Recorded data
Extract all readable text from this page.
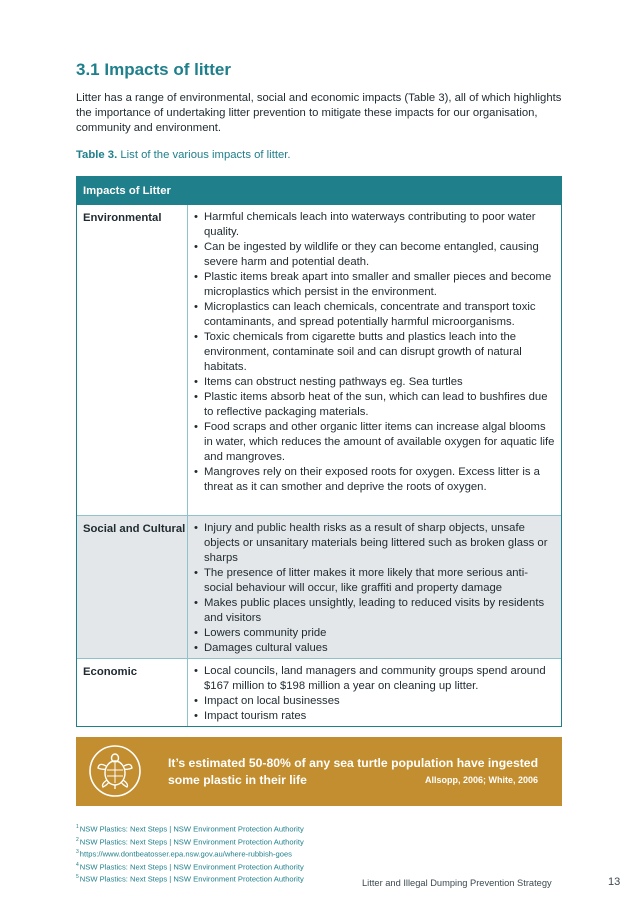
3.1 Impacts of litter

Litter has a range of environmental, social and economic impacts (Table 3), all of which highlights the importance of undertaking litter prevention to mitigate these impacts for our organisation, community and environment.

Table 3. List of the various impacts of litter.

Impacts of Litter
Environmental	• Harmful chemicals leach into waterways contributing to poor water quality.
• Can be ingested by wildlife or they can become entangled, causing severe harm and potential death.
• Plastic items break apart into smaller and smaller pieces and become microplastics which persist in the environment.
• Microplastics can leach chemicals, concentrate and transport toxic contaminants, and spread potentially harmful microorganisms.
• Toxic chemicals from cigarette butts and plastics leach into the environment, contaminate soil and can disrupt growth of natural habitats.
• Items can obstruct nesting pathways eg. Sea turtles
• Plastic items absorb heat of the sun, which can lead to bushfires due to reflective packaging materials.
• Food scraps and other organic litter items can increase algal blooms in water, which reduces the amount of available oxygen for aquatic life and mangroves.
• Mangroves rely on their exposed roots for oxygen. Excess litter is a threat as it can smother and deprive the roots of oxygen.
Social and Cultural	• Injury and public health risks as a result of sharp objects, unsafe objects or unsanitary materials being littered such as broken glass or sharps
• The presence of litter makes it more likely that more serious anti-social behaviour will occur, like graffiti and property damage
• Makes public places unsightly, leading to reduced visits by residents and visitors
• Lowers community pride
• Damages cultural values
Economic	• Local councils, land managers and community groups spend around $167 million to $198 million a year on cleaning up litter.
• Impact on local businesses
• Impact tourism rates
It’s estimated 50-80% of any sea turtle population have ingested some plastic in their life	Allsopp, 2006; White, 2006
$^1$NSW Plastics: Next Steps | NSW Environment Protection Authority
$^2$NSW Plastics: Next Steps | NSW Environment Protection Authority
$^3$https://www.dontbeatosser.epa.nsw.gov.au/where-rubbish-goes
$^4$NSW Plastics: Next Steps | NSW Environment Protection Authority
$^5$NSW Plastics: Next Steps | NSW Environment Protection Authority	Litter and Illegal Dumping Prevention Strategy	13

Set task >> Take each line of the material that contains the word "oxygen" and list it.

Answer >>
• Food scraps and other organic litter items can increase algal blooms in water, which reduces the amount of available oxygen for aquatic life and mangroves.
• Mangroves rely on their exposed roots for oxygen. Excess litter is a threat as it can smother and deprive the roots of oxygen.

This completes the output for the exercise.